_STATED EXERCISE_. Replace every instance of "spectrum-line" with "fft-trace" throughout the material below, and reproduce all other text unchanged.

[Start]

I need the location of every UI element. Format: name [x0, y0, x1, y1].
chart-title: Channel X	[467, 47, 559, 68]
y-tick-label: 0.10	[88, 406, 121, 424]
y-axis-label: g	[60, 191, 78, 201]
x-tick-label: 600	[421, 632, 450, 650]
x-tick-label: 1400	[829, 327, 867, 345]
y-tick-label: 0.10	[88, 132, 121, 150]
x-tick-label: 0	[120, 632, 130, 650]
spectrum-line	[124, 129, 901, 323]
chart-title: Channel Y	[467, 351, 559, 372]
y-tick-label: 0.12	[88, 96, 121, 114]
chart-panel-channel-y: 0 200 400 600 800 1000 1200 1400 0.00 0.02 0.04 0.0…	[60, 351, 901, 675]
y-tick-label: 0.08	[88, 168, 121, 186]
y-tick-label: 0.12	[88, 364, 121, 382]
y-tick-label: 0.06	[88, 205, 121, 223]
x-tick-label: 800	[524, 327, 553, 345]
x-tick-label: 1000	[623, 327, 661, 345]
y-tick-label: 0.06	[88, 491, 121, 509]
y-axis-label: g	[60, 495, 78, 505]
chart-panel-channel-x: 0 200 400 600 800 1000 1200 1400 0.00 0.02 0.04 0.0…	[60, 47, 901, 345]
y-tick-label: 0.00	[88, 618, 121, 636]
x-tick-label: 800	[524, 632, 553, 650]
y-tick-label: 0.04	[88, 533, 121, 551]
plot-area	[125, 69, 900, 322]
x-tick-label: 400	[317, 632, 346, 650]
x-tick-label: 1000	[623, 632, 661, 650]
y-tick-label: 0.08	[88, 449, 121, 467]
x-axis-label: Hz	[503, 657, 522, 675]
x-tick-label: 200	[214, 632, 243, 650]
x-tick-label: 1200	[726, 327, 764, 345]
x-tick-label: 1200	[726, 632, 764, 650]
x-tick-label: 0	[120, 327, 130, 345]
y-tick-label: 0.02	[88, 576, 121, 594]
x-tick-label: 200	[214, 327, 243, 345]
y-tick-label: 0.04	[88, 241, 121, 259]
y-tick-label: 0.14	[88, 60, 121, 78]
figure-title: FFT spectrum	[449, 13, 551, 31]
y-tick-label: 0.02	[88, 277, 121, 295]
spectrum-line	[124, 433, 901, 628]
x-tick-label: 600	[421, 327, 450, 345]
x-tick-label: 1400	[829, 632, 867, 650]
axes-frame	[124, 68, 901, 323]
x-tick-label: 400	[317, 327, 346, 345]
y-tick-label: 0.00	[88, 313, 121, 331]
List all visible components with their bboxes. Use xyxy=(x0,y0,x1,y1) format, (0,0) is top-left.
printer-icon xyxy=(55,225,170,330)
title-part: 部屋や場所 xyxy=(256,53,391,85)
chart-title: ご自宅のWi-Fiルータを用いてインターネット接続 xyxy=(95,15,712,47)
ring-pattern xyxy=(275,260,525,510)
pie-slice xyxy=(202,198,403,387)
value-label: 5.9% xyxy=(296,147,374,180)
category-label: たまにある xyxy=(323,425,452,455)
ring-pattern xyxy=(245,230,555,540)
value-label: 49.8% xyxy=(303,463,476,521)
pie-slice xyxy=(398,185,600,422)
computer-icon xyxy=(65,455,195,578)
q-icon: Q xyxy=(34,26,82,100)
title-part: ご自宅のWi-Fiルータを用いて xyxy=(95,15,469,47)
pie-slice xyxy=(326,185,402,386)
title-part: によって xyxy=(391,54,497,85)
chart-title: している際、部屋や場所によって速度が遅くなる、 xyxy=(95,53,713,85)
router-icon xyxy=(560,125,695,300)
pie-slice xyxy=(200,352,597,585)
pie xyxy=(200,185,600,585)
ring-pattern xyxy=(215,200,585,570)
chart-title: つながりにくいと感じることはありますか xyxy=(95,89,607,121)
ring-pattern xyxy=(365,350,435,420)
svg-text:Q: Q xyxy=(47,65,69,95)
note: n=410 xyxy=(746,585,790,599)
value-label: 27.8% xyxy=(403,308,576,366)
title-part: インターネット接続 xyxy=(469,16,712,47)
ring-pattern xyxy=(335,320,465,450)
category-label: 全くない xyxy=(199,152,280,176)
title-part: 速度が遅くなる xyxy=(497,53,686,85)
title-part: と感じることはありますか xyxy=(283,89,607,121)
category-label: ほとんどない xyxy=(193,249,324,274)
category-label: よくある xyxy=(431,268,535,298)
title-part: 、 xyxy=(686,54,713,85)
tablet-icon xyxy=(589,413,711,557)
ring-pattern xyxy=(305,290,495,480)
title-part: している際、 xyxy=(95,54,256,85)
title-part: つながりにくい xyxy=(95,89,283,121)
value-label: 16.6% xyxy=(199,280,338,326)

[End]

_RESPONSE TO THIS TASK_.
I need the location of every UI element. Format: name [x0, y0, x1, y1].
chart-title: Channel X	[467, 47, 559, 68]
y-tick-label: 0.10	[88, 406, 121, 424]
y-axis-label: g	[60, 191, 78, 201]
x-tick-label: 600	[421, 632, 450, 650]
x-tick-label: 1400	[829, 327, 867, 345]
y-tick-label: 0.10	[88, 132, 121, 150]
x-tick-label: 0	[120, 632, 130, 650]
fft-trace	[124, 129, 901, 323]
chart-title: Channel Y	[467, 351, 559, 372]
y-tick-label: 0.12	[88, 96, 121, 114]
chart-panel-channel-y: 0 200 400 600 800 1000 1200 1400 0.00 0.02 0.04 0.0…	[60, 351, 901, 675]
y-tick-label: 0.08	[88, 168, 121, 186]
y-tick-label: 0.12	[88, 364, 121, 382]
y-tick-label: 0.06	[88, 205, 121, 223]
x-tick-label: 800	[524, 327, 553, 345]
x-tick-label: 1000	[623, 327, 661, 345]
y-tick-label: 0.06	[88, 491, 121, 509]
y-axis-label: g	[60, 495, 78, 505]
chart-panel-channel-x: 0 200 400 600 800 1000 1200 1400 0.00 0.02 0.04 0.0…	[60, 47, 901, 345]
y-tick-label: 0.00	[88, 618, 121, 636]
x-tick-label: 800	[524, 632, 553, 650]
y-tick-label: 0.04	[88, 533, 121, 551]
plot-area	[125, 69, 900, 322]
x-tick-label: 400	[317, 632, 346, 650]
x-tick-label: 1000	[623, 632, 661, 650]
y-tick-label: 0.08	[88, 449, 121, 467]
x-axis-label: Hz	[503, 657, 522, 675]
x-tick-label: 200	[214, 632, 243, 650]
x-tick-label: 1200	[726, 327, 764, 345]
x-tick-label: 1200	[726, 632, 764, 650]
x-tick-label: 0	[120, 327, 130, 345]
y-tick-label: 0.02	[88, 576, 121, 594]
x-tick-label: 200	[214, 327, 243, 345]
y-tick-label: 0.04	[88, 241, 121, 259]
y-tick-label: 0.14	[88, 60, 121, 78]
figure-title: FFT spectrum	[449, 13, 551, 31]
y-tick-label: 0.02	[88, 277, 121, 295]
fft-trace	[124, 433, 901, 628]
x-tick-label: 600	[421, 327, 450, 345]
x-tick-label: 1400	[829, 632, 867, 650]
axes-frame	[124, 68, 901, 323]
x-tick-label: 400	[317, 327, 346, 345]
y-tick-label: 0.00	[88, 313, 121, 331]
List all visible components with their bboxes. Use xyxy=(x0,y0,x1,y1) format, (0,0) is top-left.
printer-icon xyxy=(55,225,170,330)
title-part: 部屋や場所 xyxy=(256,53,391,85)
chart-title: ご自宅のWi-Fiルータを用いてインターネット接続 xyxy=(95,15,712,47)
ring-pattern xyxy=(275,260,525,510)
pie-slice xyxy=(202,198,403,387)
value-label: 5.9% xyxy=(296,147,374,180)
category-label: たまにある xyxy=(323,425,452,455)
ring-pattern xyxy=(245,230,555,540)
value-label: 49.8% xyxy=(303,463,476,521)
pie-slice xyxy=(398,185,600,422)
computer-icon xyxy=(65,455,195,578)
q-icon: Q xyxy=(34,26,82,100)
title-part: ご自宅のWi-Fiルータを用いて xyxy=(95,15,469,47)
pie-slice xyxy=(326,185,402,386)
title-part: によって xyxy=(391,54,497,85)
chart-title: している際、部屋や場所によって速度が遅くなる、 xyxy=(95,53,713,85)
router-icon xyxy=(560,125,695,300)
pie-slice xyxy=(200,352,597,585)
pie xyxy=(200,185,600,585)
ring-pattern xyxy=(215,200,585,570)
chart-title: つながりにくいと感じることはありますか xyxy=(95,89,607,121)
ring-pattern xyxy=(365,350,435,420)
svg-text:Q: Q xyxy=(47,65,69,95)
note: n=410 xyxy=(746,585,790,599)
value-label: 27.8% xyxy=(403,308,576,366)
title-part: インターネット接続 xyxy=(469,16,712,47)
ring-pattern xyxy=(335,320,465,450)
category-label: 全くない xyxy=(199,152,280,176)
title-part: 速度が遅くなる xyxy=(497,53,686,85)
title-part: と感じることはありますか xyxy=(283,89,607,121)
category-label: ほとんどない xyxy=(193,249,324,274)
category-label: よくある xyxy=(431,268,535,298)
title-part: 、 xyxy=(686,54,713,85)
tablet-icon xyxy=(589,413,711,557)
ring-pattern xyxy=(305,290,495,480)
title-part: している際、 xyxy=(95,54,256,85)
title-part: つながりにくい xyxy=(95,89,283,121)
value-label: 16.6% xyxy=(199,280,338,326)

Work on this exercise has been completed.